(Dataset records)
>> START

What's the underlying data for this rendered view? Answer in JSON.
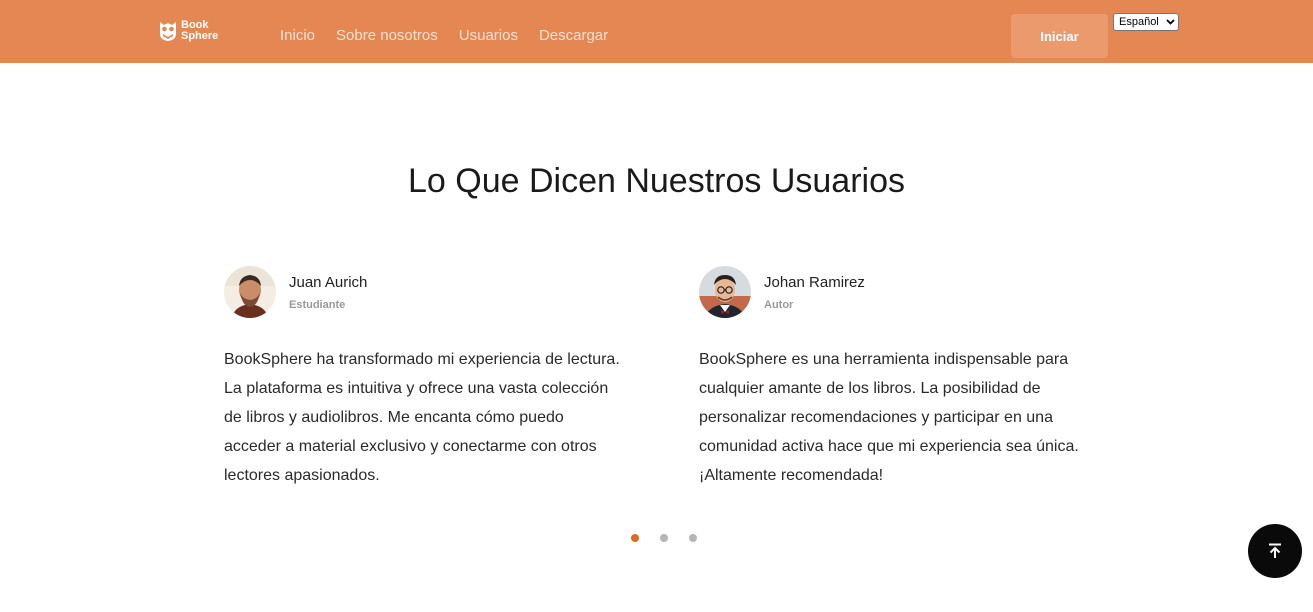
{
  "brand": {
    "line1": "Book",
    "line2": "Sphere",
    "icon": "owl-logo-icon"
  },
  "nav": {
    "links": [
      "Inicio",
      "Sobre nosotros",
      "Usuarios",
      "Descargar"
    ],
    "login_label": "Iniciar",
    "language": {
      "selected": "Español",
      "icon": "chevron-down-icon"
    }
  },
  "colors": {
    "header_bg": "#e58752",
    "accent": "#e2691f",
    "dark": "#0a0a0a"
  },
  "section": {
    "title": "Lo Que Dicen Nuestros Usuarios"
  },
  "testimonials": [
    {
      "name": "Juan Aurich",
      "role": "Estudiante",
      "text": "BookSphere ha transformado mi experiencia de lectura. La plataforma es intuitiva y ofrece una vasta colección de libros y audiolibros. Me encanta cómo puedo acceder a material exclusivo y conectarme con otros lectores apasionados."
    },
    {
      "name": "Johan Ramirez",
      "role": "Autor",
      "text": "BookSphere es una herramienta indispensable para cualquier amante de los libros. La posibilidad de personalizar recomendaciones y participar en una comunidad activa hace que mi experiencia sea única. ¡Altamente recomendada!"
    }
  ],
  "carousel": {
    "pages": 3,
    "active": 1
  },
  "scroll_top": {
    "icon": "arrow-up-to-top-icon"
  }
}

>> END

_EXERCISE BRIEF_
Identify the lines that hold the word "Usuarios". Copy every one of them.

_FINISHED ANSWER_
      "Usuarios",
    "title": "Lo Que Dicen Nuestros Usuarios"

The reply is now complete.